Supplied material -
──────────

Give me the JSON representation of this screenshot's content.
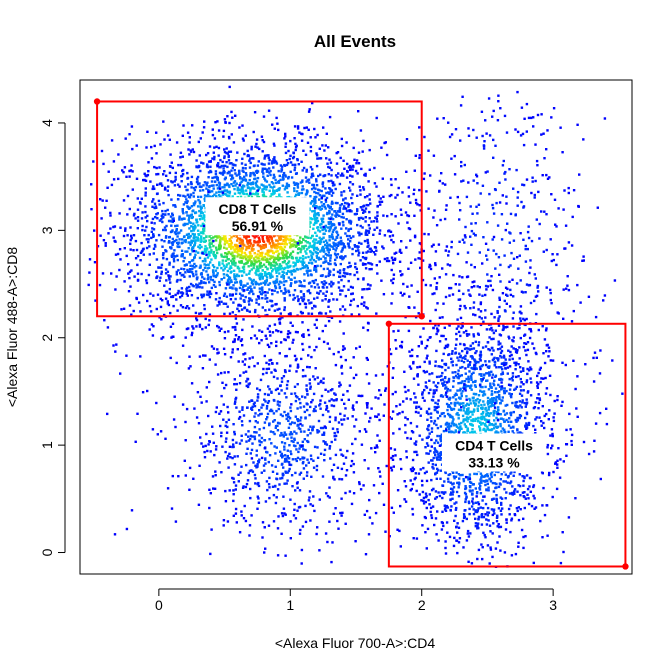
{
  "chart_data": {
    "type": "scatter",
    "title": "All Events",
    "xlabel": "<Alexa Fluor 700-A>:CD4",
    "ylabel": "<Alexa Fluor 488-A>:CD8",
    "xlim": [
      -0.6,
      3.6
    ],
    "ylim": [
      -0.2,
      4.4
    ],
    "xticks": [
      0,
      1,
      2,
      3
    ],
    "yticks": [
      0,
      1,
      2,
      3,
      4
    ],
    "grid": false,
    "colors": {
      "point_low": "#0000ff",
      "point_mid": "#00c8ff",
      "point_high": "#ff0000",
      "gate": "#ff0000"
    },
    "populations": [
      {
        "cx": 0.75,
        "cy": 2.98,
        "sx": 0.42,
        "sy": 0.36,
        "weight": 0.55
      },
      {
        "cx": 0.95,
        "cy": 1.1,
        "sx": 0.3,
        "sy": 0.4,
        "weight": 0.12
      },
      {
        "cx": 2.42,
        "cy": 1.15,
        "sx": 0.24,
        "sy": 0.48,
        "weight": 0.27
      },
      {
        "cx": 2.55,
        "cy": 2.8,
        "sx": 0.28,
        "sy": 0.85,
        "weight": 0.06
      }
    ],
    "gates": [
      {
        "name": "CD8 T Cells",
        "percent": "56.91 %",
        "x": [
          -0.47,
          2.0
        ],
        "y": [
          2.2,
          4.2
        ],
        "label_at": [
          0.75,
          3.15
        ]
      },
      {
        "name": "CD4 T Cells",
        "percent": "33.13 %",
        "x": [
          1.75,
          3.55
        ],
        "y": [
          -0.13,
          2.13
        ],
        "label_at": [
          2.55,
          0.95
        ]
      }
    ]
  }
}
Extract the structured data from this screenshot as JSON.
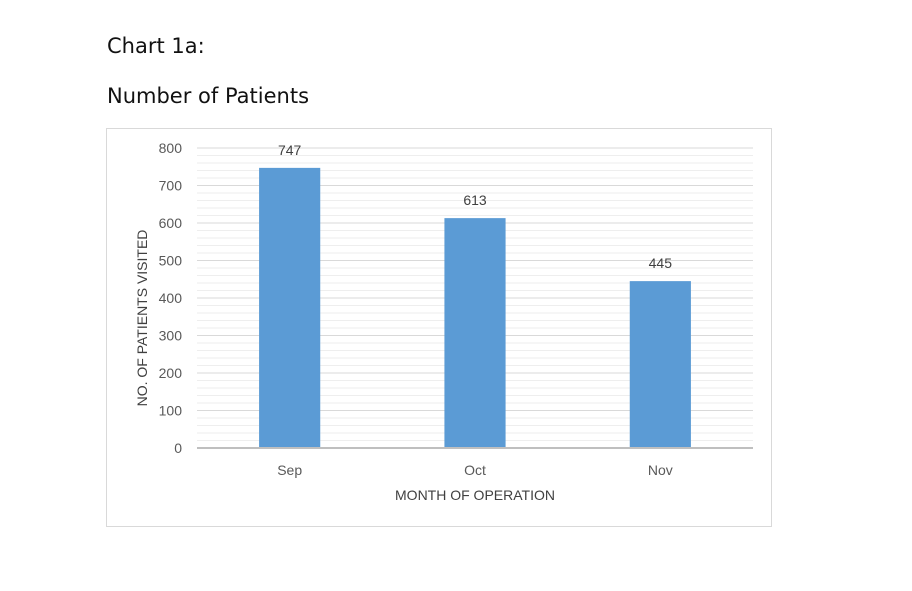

──────────

Problem to work on - Output all the material verbatim, skipping every image.

Output of the task -
Give me the JSON representation of this screenshot's content.
{
  "chart_data": {
    "type": "scatter",
    "title": "All Events",
    "xlabel": "<Alexa Fluor 700-A>:CD4",
    "ylabel": "<Alexa Fluor 488-A>:CD8",
    "xlim": [
      -0.6,
      3.6
    ],
    "ylim": [
      -0.2,
      4.4
    ],
    "xticks": [
      0,
      1,
      2,
      3
    ],
    "yticks": [
      0,
      1,
      2,
      3,
      4
    ],
    "grid": false,
    "colors": {
      "point_low": "#0000ff",
      "point_mid": "#00c8ff",
      "point_high": "#ff0000",
      "gate": "#ff0000"
    },
    "populations": [
      {
        "cx": 0.75,
        "cy": 2.98,
        "sx": 0.42,
        "sy": 0.36,
        "weight": 0.55
      },
      {
        "cx": 0.95,
        "cy": 1.1,
        "sx": 0.3,
        "sy": 0.4,
        "weight": 0.12
      },
      {
        "cx": 2.42,
        "cy": 1.15,
        "sx": 0.24,
        "sy": 0.48,
        "weight": 0.27
      },
      {
        "cx": 2.55,
        "cy": 2.8,
        "sx": 0.28,
        "sy": 0.85,
        "weight": 0.06
      }
    ],
    "gates": [
      {
        "name": "CD8 T Cells",
        "percent": "56.91 %",
        "x": [
          -0.47,
          2.0
        ],
        "y": [
          2.2,
          4.2
        ],
        "label_at": [
          0.75,
          3.15
        ]
      },
      {
        "name": "CD4 T Cells",
        "percent": "33.13 %",
        "x": [
          1.75,
          3.55
        ],
        "y": [
          -0.13,
          2.13
        ],
        "label_at": [
          2.55,
          0.95
        ]
      }
    ]
  }
}
Extract the structured data from this screenshot as JSON.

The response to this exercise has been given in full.